[Instructions to follow]:
Return only the number of lines holding the word "Экспозиция".

[Stored items]:
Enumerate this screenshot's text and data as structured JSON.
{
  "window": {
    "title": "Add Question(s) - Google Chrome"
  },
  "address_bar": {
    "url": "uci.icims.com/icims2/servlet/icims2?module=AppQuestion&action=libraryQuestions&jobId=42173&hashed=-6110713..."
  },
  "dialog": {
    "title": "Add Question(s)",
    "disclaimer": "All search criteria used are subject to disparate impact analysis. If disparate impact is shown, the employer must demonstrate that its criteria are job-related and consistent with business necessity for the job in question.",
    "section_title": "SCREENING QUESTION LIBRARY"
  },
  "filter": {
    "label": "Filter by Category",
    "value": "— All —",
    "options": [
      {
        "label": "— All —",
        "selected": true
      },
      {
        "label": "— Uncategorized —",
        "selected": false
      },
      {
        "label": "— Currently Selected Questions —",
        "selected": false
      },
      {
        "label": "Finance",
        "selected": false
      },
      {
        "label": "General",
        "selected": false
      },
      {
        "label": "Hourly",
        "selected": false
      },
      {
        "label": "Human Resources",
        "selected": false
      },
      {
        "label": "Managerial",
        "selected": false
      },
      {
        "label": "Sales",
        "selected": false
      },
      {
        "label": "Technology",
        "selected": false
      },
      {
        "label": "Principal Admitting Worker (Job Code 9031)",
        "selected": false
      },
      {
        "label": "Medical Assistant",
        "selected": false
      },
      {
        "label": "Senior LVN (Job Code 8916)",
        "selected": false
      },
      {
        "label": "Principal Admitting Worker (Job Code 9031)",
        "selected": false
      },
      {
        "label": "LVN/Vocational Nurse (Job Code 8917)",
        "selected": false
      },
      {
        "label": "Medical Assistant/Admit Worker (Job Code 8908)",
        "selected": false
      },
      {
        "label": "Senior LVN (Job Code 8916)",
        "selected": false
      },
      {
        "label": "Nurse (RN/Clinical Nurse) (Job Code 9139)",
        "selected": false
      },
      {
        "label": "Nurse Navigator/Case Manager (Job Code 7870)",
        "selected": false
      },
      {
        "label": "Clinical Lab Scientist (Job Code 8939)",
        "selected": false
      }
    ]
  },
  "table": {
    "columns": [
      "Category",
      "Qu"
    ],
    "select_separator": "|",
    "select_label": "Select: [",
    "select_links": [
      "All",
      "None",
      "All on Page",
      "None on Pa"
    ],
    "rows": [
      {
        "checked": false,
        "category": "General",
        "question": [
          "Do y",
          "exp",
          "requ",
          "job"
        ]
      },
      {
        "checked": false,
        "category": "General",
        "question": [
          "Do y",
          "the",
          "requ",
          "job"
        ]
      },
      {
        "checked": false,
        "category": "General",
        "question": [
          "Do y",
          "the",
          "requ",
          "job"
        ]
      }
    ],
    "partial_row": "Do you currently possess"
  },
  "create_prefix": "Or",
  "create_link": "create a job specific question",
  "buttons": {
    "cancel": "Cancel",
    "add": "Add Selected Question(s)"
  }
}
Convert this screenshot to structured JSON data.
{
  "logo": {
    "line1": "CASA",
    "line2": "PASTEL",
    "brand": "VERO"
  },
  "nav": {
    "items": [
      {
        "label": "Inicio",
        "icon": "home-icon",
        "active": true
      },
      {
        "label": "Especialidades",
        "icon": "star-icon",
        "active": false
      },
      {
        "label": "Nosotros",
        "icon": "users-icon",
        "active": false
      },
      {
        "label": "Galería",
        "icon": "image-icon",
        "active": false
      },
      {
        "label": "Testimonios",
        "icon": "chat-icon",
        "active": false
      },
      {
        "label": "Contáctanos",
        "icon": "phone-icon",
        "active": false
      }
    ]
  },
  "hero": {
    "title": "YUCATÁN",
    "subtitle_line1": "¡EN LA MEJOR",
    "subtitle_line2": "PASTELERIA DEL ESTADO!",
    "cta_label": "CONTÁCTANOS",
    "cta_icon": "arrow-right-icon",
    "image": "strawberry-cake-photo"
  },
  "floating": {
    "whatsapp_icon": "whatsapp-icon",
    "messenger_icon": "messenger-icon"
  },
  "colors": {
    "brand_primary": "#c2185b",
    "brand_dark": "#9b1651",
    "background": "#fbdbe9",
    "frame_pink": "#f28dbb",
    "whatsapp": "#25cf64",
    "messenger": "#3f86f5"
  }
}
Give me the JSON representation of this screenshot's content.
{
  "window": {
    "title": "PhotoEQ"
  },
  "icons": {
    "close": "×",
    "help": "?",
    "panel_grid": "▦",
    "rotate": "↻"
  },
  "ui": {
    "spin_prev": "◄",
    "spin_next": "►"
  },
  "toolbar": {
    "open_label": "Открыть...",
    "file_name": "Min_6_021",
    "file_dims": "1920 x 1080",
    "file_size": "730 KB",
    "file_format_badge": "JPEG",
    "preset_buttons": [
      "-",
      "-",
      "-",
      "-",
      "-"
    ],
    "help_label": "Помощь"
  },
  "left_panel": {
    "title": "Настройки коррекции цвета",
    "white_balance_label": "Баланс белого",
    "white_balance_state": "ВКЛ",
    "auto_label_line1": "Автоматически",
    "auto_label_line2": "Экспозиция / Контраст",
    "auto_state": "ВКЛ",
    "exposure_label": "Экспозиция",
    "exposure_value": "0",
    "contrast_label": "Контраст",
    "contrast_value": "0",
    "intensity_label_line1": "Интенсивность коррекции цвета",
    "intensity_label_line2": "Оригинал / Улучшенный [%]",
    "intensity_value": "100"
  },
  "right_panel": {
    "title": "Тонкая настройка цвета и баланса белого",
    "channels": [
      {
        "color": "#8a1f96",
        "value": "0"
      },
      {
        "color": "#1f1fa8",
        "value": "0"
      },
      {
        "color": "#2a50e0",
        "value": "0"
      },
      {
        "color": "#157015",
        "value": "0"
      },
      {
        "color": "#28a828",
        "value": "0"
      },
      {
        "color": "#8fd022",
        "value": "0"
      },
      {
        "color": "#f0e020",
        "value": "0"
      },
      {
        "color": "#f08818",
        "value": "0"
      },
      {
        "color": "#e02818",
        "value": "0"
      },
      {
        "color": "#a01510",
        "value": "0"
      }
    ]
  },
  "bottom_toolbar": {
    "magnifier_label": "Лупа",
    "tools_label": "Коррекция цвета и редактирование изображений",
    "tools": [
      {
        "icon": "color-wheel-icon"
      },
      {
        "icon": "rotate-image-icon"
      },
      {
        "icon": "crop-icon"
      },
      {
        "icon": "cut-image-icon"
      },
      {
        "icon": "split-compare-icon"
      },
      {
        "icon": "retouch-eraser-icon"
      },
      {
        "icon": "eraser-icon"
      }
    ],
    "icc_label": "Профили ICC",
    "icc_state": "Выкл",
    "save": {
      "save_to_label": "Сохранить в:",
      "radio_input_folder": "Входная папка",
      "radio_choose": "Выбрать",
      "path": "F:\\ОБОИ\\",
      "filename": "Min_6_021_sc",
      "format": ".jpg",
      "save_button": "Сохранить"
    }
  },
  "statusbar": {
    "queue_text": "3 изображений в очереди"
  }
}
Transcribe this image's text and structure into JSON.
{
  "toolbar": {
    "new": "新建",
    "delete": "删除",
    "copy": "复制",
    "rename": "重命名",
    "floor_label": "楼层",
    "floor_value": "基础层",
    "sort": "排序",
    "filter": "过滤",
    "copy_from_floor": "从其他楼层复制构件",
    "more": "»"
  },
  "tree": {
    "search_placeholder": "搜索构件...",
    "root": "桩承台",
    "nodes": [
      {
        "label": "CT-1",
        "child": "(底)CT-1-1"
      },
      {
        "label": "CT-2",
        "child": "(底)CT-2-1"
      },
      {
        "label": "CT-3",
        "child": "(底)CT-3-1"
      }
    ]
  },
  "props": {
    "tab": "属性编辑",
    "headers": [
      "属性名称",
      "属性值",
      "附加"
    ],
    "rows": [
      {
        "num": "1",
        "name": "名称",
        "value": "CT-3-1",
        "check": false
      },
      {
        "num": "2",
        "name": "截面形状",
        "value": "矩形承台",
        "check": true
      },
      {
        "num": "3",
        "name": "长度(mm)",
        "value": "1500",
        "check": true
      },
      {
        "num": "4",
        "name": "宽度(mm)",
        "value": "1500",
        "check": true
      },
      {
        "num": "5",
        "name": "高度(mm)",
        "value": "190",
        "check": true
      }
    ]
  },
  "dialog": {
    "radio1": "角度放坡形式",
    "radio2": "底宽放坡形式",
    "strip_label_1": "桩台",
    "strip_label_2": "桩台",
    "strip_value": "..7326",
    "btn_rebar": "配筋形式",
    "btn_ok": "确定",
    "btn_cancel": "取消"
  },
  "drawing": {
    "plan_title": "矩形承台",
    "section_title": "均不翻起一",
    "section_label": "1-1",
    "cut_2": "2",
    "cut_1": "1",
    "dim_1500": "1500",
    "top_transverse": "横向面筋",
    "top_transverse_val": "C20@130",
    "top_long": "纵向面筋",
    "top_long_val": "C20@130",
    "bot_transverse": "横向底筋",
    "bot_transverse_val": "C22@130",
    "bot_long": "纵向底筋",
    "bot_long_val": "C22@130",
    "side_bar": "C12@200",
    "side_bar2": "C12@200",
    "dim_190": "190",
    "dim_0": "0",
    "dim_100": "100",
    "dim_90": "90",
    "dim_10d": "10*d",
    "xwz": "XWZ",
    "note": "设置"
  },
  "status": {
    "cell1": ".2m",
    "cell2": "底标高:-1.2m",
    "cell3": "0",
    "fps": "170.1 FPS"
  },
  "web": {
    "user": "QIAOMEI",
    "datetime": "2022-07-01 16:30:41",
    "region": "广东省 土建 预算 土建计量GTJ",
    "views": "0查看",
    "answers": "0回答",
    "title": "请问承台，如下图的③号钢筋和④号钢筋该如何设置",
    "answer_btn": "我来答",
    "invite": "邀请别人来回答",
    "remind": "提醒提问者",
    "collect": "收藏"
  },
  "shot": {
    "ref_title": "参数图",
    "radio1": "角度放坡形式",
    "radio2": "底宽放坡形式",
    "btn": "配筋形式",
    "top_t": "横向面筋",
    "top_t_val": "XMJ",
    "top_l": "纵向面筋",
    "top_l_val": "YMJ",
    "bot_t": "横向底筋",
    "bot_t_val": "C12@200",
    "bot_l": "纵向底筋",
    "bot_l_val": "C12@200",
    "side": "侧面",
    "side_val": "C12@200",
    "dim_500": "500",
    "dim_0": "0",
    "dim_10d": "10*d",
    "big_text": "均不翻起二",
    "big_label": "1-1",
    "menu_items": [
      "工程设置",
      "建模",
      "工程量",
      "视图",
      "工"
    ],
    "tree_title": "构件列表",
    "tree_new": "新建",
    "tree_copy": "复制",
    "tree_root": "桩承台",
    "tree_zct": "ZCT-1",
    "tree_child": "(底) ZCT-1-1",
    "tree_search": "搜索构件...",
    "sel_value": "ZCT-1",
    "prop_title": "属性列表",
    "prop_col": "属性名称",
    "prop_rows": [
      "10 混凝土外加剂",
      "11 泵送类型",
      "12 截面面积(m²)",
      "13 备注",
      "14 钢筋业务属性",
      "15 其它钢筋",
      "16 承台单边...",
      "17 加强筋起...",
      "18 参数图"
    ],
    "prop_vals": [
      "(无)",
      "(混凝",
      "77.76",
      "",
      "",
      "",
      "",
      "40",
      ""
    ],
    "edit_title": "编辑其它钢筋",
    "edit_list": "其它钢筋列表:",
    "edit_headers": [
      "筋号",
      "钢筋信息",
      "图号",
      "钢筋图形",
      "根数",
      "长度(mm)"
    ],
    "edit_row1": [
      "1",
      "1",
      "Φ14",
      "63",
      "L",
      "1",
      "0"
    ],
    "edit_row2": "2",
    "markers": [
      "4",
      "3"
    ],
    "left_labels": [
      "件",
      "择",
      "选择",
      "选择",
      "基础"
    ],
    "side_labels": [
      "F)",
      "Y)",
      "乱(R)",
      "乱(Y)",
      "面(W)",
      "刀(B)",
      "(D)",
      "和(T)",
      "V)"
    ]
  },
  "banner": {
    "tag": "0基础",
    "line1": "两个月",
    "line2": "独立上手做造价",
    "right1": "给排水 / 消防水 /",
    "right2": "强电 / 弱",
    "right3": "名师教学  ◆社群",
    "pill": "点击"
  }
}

[The answer]:
2